§ **The task**
Write out the full listing again, exactly as it stands.

Dataset records:
----

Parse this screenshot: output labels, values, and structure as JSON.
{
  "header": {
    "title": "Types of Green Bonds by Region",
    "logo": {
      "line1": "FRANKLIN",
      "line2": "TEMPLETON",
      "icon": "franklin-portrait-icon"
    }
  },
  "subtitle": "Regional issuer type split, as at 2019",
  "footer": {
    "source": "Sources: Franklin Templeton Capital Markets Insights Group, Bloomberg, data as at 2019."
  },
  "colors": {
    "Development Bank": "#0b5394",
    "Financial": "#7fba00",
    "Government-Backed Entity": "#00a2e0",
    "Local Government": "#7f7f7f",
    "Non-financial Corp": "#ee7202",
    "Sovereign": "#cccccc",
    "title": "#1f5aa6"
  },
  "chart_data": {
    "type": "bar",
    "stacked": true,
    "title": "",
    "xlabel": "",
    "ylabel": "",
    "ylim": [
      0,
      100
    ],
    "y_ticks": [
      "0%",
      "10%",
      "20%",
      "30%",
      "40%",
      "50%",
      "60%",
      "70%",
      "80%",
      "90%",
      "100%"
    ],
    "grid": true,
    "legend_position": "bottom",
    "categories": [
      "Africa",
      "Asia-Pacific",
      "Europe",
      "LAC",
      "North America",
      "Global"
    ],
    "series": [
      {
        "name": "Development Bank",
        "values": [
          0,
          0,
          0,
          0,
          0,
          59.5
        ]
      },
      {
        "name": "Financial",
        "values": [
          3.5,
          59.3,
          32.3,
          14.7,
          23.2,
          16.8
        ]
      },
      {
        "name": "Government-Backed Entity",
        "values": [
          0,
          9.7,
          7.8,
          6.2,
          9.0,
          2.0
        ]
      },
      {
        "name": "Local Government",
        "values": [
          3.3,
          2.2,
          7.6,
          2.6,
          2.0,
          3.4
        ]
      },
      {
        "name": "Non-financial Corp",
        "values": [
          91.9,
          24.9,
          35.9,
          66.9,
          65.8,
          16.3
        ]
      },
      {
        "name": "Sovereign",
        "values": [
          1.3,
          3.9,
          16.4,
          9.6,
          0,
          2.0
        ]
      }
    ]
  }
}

----

§ **Output for this task**
Parse this screenshot: output labels, values, and structure as JSON.
{
  "header": {
    "title": "Types of Green Bonds by Region",
    "logo": {
      "line1": "FRANKLIN",
      "line2": "TEMPLETON",
      "icon": "franklin-portrait-icon"
    }
  },
  "subtitle": "Regional issuer type split, as at 2019",
  "footer": {
    "source": "Sources: Franklin Templeton Capital Markets Insights Group, Bloomberg, data as at 2019."
  },
  "colors": {
    "Development Bank": "#0b5394",
    "Financial": "#7fba00",
    "Government-Backed Entity": "#00a2e0",
    "Local Government": "#7f7f7f",
    "Non-financial Corp": "#ee7202",
    "Sovereign": "#cccccc",
    "title": "#1f5aa6"
  },
  "chart_data": {
    "type": "bar",
    "stacked": true,
    "title": "",
    "xlabel": "",
    "ylabel": "",
    "ylim": [
      0,
      100
    ],
    "y_ticks": [
      "0%",
      "10%",
      "20%",
      "30%",
      "40%",
      "50%",
      "60%",
      "70%",
      "80%",
      "90%",
      "100%"
    ],
    "grid": true,
    "legend_position": "bottom",
    "categories": [
      "Africa",
      "Asia-Pacific",
      "Europe",
      "LAC",
      "North America",
      "Global"
    ],
    "series": [
      {
        "name": "Development Bank",
        "values": [
          0,
          0,
          0,
          0,
          0,
          59.5
        ]
      },
      {
        "name": "Financial",
        "values": [
          3.5,
          59.3,
          32.3,
          14.7,
          23.2,
          16.8
        ]
      },
      {
        "name": "Government-Backed Entity",
        "values": [
          0,
          9.7,
          7.8,
          6.2,
          9.0,
          2.0
        ]
      },
      {
        "name": "Local Government",
        "values": [
          3.3,
          2.2,
          7.6,
          2.6,
          2.0,
          3.4
        ]
      },
      {
        "name": "Non-financial Corp",
        "values": [
          91.9,
          24.9,
          35.9,
          66.9,
          65.8,
          16.3
        ]
      },
      {
        "name": "Sovereign",
        "values": [
          1.3,
          3.9,
          16.4,
          9.6,
          0,
          2.0
        ]
      }
    ]
  }
}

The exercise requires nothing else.